## Element location lists
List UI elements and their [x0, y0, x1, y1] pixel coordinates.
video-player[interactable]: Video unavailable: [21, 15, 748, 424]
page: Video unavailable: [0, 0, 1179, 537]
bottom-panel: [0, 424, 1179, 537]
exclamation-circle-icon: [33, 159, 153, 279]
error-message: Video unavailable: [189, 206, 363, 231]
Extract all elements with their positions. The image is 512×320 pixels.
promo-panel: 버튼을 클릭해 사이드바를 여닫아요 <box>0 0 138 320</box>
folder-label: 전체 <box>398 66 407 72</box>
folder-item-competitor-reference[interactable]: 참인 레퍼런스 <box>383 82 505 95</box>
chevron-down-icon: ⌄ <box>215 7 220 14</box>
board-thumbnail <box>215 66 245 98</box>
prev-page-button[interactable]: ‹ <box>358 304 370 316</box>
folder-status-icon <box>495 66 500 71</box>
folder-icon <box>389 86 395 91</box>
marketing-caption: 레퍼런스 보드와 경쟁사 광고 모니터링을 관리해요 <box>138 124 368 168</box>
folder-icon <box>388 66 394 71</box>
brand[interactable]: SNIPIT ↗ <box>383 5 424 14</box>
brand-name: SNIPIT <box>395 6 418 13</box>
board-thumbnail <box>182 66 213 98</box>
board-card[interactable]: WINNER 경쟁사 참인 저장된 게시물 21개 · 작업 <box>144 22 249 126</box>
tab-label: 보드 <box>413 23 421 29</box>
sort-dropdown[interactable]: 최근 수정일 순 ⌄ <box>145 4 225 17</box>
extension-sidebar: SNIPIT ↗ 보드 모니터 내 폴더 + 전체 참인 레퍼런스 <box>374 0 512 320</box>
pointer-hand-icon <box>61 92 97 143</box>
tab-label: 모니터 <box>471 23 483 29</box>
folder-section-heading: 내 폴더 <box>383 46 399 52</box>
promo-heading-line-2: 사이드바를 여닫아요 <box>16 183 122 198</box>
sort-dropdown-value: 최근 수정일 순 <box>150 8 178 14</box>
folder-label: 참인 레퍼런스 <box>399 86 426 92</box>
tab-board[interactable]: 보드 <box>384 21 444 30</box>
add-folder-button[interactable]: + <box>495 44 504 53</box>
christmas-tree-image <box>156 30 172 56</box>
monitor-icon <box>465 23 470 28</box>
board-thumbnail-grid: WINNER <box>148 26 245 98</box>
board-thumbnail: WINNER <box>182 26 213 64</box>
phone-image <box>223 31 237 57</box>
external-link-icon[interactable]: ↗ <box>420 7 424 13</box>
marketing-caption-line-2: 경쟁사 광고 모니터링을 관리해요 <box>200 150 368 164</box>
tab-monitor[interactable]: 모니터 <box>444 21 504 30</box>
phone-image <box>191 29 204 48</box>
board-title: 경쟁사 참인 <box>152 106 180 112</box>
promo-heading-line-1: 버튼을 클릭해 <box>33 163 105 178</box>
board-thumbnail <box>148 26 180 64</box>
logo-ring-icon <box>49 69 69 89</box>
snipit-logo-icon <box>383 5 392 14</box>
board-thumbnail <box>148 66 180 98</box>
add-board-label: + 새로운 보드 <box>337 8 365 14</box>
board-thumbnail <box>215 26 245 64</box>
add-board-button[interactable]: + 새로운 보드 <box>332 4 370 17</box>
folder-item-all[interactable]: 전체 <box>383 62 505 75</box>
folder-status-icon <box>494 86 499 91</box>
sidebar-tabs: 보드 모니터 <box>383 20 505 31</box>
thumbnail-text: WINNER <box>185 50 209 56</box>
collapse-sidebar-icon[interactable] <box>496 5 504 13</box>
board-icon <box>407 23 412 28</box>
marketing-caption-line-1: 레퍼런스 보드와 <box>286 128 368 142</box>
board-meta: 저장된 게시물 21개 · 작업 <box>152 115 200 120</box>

## THE PROBLEM
Output the data word for word, starting at its first line and ending at the line that contains "chevron-down-icon: ⌄ <box>215 7 220 14</box>", with both of those lines included.

## COMPLETE RESPONSE
List UI elements and their [x0, y0, x1, y1] pixel coordinates.
video-player[interactable]: Video unavailable: [21, 15, 748, 424]
page: Video unavailable: [0, 0, 1179, 537]
bottom-panel: [0, 424, 1179, 537]
exclamation-circle-icon: [33, 159, 153, 279]
error-message: Video unavailable: [189, 206, 363, 231]
Extract all elements with their positions. The image is 512×320 pixels.
promo-panel: 버튼을 클릭해 사이드바를 여닫아요 <box>0 0 138 320</box>
folder-label: 전체 <box>398 66 407 72</box>
folder-item-competitor-reference[interactable]: 참인 레퍼런스 <box>383 82 505 95</box>
chevron-down-icon: ⌄ <box>215 7 220 14</box>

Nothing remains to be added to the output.